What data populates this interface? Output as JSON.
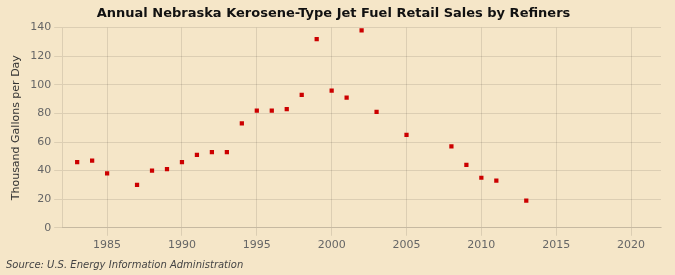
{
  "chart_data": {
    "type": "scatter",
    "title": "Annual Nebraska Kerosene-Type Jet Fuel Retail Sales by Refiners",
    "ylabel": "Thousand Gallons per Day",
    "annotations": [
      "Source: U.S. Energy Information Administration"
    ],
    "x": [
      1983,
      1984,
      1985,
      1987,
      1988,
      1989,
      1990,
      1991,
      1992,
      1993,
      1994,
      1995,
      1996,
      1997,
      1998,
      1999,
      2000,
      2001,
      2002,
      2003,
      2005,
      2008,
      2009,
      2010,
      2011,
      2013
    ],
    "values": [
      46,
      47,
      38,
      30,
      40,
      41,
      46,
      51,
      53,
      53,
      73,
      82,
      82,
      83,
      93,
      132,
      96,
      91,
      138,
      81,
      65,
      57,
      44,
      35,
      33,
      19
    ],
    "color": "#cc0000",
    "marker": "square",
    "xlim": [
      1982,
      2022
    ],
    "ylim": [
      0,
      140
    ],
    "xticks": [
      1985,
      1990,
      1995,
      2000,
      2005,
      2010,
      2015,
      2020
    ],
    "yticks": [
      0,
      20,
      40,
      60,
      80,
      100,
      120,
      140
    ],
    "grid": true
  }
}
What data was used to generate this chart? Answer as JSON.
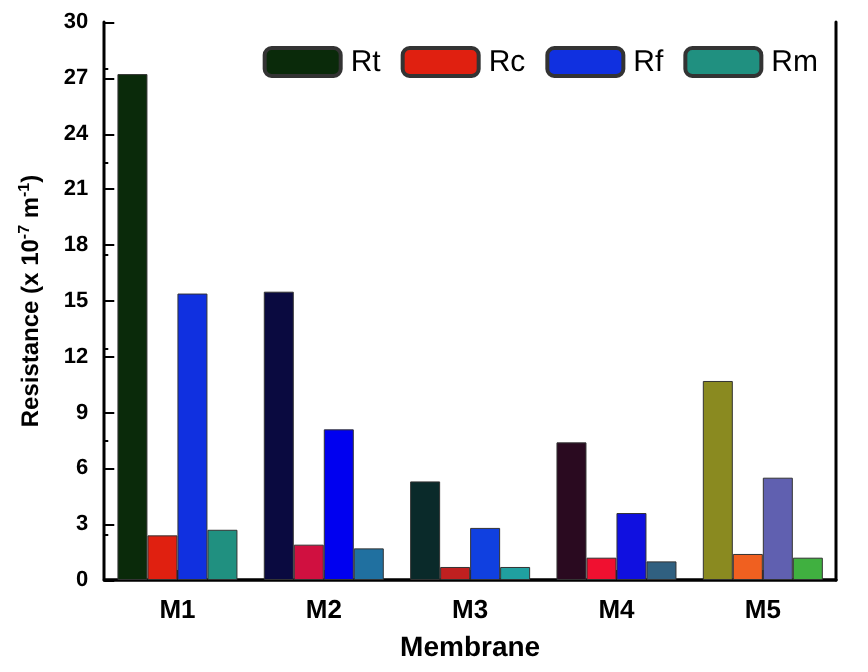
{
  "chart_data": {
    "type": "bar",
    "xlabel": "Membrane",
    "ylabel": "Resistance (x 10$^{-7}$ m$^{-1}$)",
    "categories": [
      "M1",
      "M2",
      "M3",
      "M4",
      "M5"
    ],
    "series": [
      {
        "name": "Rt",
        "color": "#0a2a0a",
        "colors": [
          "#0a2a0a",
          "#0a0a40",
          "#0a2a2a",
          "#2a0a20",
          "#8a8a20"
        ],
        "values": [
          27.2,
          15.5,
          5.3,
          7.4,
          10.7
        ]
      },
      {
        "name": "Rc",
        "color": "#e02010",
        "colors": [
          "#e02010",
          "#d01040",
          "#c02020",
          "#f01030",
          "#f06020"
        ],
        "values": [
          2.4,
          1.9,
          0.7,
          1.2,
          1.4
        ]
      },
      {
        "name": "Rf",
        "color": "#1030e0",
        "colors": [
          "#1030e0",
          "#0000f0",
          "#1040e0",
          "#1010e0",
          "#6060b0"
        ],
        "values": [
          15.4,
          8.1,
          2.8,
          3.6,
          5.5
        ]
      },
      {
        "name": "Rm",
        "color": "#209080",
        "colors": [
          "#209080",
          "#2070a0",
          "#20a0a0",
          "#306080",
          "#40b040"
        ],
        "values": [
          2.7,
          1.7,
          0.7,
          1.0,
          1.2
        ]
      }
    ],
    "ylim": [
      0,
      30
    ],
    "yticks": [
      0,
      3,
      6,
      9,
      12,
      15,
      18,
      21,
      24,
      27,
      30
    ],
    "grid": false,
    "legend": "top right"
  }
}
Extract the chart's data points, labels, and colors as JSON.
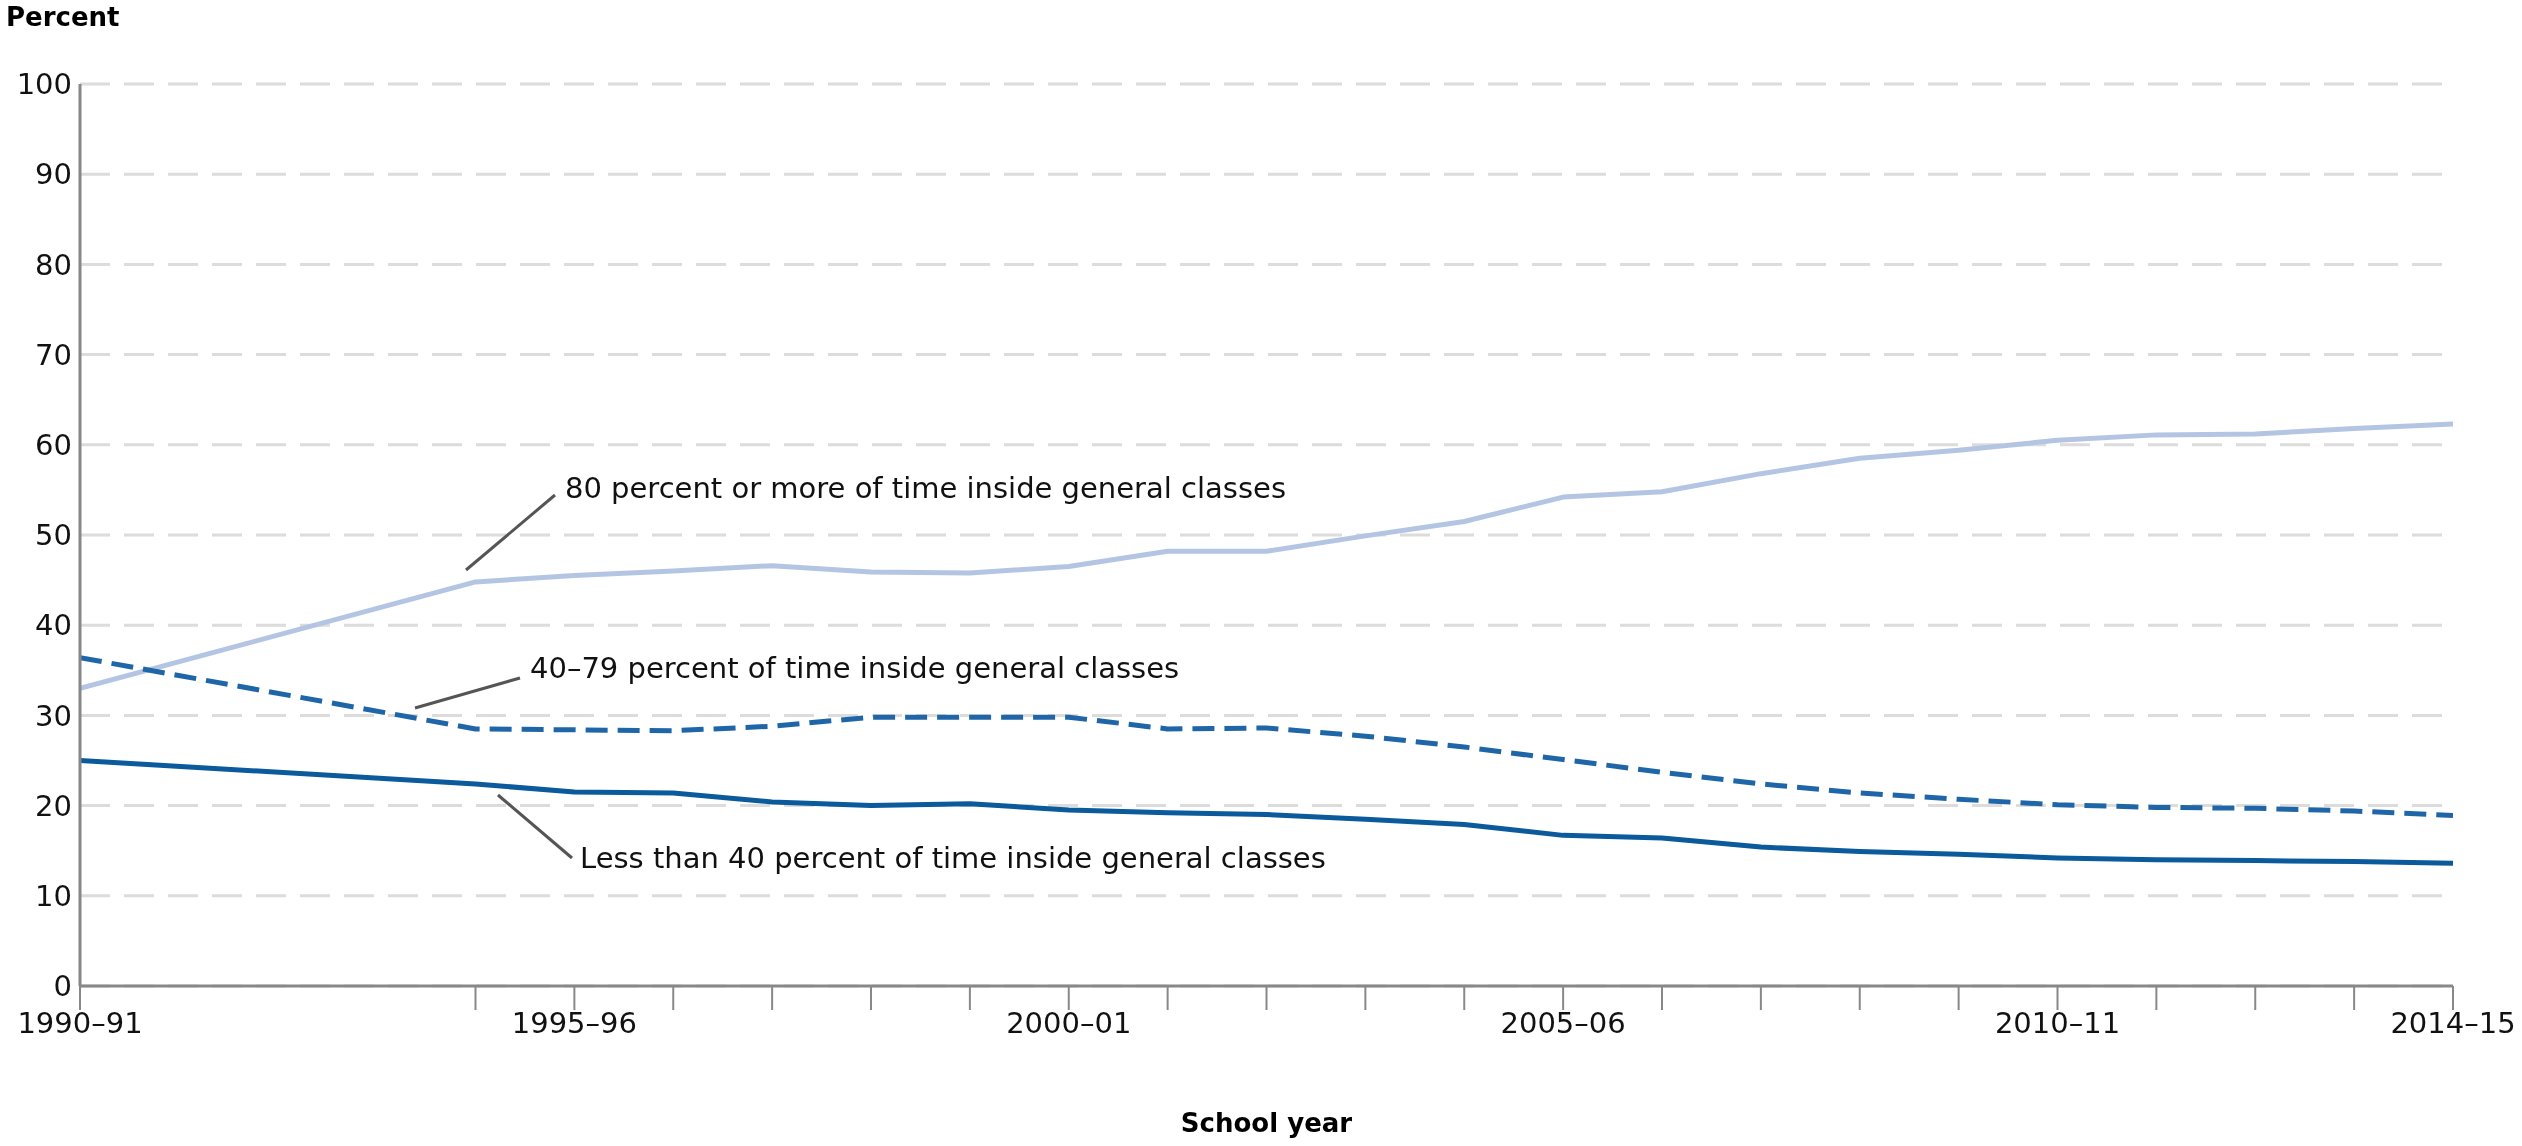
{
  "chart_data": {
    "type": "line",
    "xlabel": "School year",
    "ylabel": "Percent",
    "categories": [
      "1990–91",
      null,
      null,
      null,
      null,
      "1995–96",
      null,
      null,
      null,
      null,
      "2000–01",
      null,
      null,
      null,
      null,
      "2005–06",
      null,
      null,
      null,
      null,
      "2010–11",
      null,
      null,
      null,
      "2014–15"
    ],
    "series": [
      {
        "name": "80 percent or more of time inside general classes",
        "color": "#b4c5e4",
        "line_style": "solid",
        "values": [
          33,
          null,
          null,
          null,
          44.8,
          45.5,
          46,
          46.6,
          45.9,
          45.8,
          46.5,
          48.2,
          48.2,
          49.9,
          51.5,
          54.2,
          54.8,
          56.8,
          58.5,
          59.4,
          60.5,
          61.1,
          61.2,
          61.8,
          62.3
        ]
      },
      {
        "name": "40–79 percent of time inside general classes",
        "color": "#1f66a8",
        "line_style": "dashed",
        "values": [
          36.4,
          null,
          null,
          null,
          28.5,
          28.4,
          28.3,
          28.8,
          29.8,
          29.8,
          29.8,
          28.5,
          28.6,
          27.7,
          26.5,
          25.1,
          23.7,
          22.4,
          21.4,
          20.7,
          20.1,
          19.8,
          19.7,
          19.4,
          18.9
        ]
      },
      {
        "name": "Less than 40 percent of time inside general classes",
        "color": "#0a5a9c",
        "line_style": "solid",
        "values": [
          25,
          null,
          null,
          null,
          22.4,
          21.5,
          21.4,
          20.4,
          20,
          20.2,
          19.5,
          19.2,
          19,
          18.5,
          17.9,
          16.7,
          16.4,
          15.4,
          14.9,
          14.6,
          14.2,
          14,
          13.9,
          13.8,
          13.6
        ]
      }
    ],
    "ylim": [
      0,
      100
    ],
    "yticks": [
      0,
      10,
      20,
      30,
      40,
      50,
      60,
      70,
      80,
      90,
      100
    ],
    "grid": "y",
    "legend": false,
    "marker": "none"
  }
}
###
WHAT IS BEING ASKED:
Print the complete listing exactly, apart from any pictures.

COMPLETE OUTPUT:
What data populates this interface? Output as JSON.
{
  "chart_data": {
    "type": "scatter",
    "title": "Annual Nebraska Kerosene-Type Jet Fuel Retail Sales by Refiners",
    "ylabel": "Thousand Gallons per Day",
    "annotations": [
      "Source: U.S. Energy Information Administration"
    ],
    "x": [
      1983,
      1984,
      1985,
      1987,
      1988,
      1989,
      1990,
      1991,
      1992,
      1993,
      1994,
      1995,
      1996,
      1997,
      1998,
      1999,
      2000,
      2001,
      2002,
      2003,
      2005,
      2008,
      2009,
      2010,
      2011,
      2013
    ],
    "values": [
      46,
      47,
      38,
      30,
      40,
      41,
      46,
      51,
      53,
      53,
      73,
      82,
      82,
      83,
      93,
      132,
      96,
      91,
      138,
      81,
      65,
      57,
      44,
      35,
      33,
      19
    ],
    "color": "#cc0000",
    "marker": "square",
    "xlim": [
      1982,
      2022
    ],
    "ylim": [
      0,
      140
    ],
    "xticks": [
      1985,
      1990,
      1995,
      2000,
      2005,
      2010,
      2015,
      2020
    ],
    "yticks": [
      0,
      20,
      40,
      60,
      80,
      100,
      120,
      140
    ],
    "grid": true
  }
}
What data was used to generate this chart? Answer as JSON.
{
  "chart_data": {
    "type": "bar",
    "xlabel": "Membrane",
    "ylabel": "Resistance (x 10$^{-7}$ m$^{-1}$)",
    "categories": [
      "M1",
      "M2",
      "M3",
      "M4",
      "M5"
    ],
    "series": [
      {
        "name": "Rt",
        "color": "#0a2a0a",
        "colors": [
          "#0a2a0a",
          "#0a0a40",
          "#0a2a2a",
          "#2a0a20",
          "#8a8a20"
        ],
        "values": [
          27.2,
          15.5,
          5.3,
          7.4,
          10.7
        ]
      },
      {
        "name": "Rc",
        "color": "#e02010",
        "colors": [
          "#e02010",
          "#d01040",
          "#c02020",
          "#f01030",
          "#f06020"
        ],
        "values": [
          2.4,
          1.9,
          0.7,
          1.2,
          1.4
        ]
      },
      {
        "name": "Rf",
        "color": "#1030e0",
        "colors": [
          "#1030e0",
          "#0000f0",
          "#1040e0",
          "#1010e0",
          "#6060b0"
        ],
        "values": [
          15.4,
          8.1,
          2.8,
          3.6,
          5.5
        ]
      },
      {
        "name": "Rm",
        "color": "#209080",
        "colors": [
          "#209080",
          "#2070a0",
          "#20a0a0",
          "#306080",
          "#40b040"
        ],
        "values": [
          2.7,
          1.7,
          0.7,
          1.0,
          1.2
        ]
      }
    ],
    "ylim": [
      0,
      30
    ],
    "yticks": [
      0,
      3,
      6,
      9,
      12,
      15,
      18,
      21,
      24,
      27,
      30
    ],
    "grid": false,
    "legend": "top right"
  }
}
Extract the chart's data points, labels, and colors as JSON.
{
  "chart_data": {
    "type": "line",
    "xlabel": "School year",
    "ylabel": "Percent",
    "categories": [
      "1990–91",
      null,
      null,
      null,
      null,
      "1995–96",
      null,
      null,
      null,
      null,
      "2000–01",
      null,
      null,
      null,
      null,
      "2005–06",
      null,
      null,
      null,
      null,
      "2010–11",
      null,
      null,
      null,
      "2014–15"
    ],
    "series": [
      {
        "name": "80 percent or more of time inside general classes",
        "color": "#b4c5e4",
        "line_style": "solid",
        "values": [
          33,
          null,
          null,
          null,
          44.8,
          45.5,
          46,
          46.6,
          45.9,
          45.8,
          46.5,
          48.2,
          48.2,
          49.9,
          51.5,
          54.2,
          54.8,
          56.8,
          58.5,
          59.4,
          60.5,
          61.1,
          61.2,
          61.8,
          62.3
        ]
      },
      {
        "name": "40–79 percent of time inside general classes",
        "color": "#1f66a8",
        "line_style": "dashed",
        "values": [
          36.4,
          null,
          null,
          null,
          28.5,
          28.4,
          28.3,
          28.8,
          29.8,
          29.8,
          29.8,
          28.5,
          28.6,
          27.7,
          26.5,
          25.1,
          23.7,
          22.4,
          21.4,
          20.7,
          20.1,
          19.8,
          19.7,
          19.4,
          18.9
        ]
      },
      {
        "name": "Less than 40 percent of time inside general classes",
        "color": "#0a5a9c",
        "line_style": "solid",
        "values": [
          25,
          null,
          null,
          null,
          22.4,
          21.5,
          21.4,
          20.4,
          20,
          20.2,
          19.5,
          19.2,
          19,
          18.5,
          17.9,
          16.7,
          16.4,
          15.4,
          14.9,
          14.6,
          14.2,
          14,
          13.9,
          13.8,
          13.6
        ]
      }
    ],
    "ylim": [
      0,
      100
    ],
    "yticks": [
      0,
      10,
      20,
      30,
      40,
      50,
      60,
      70,
      80,
      90,
      100
    ],
    "grid": "y",
    "legend": false,
    "marker": "none"
  }
}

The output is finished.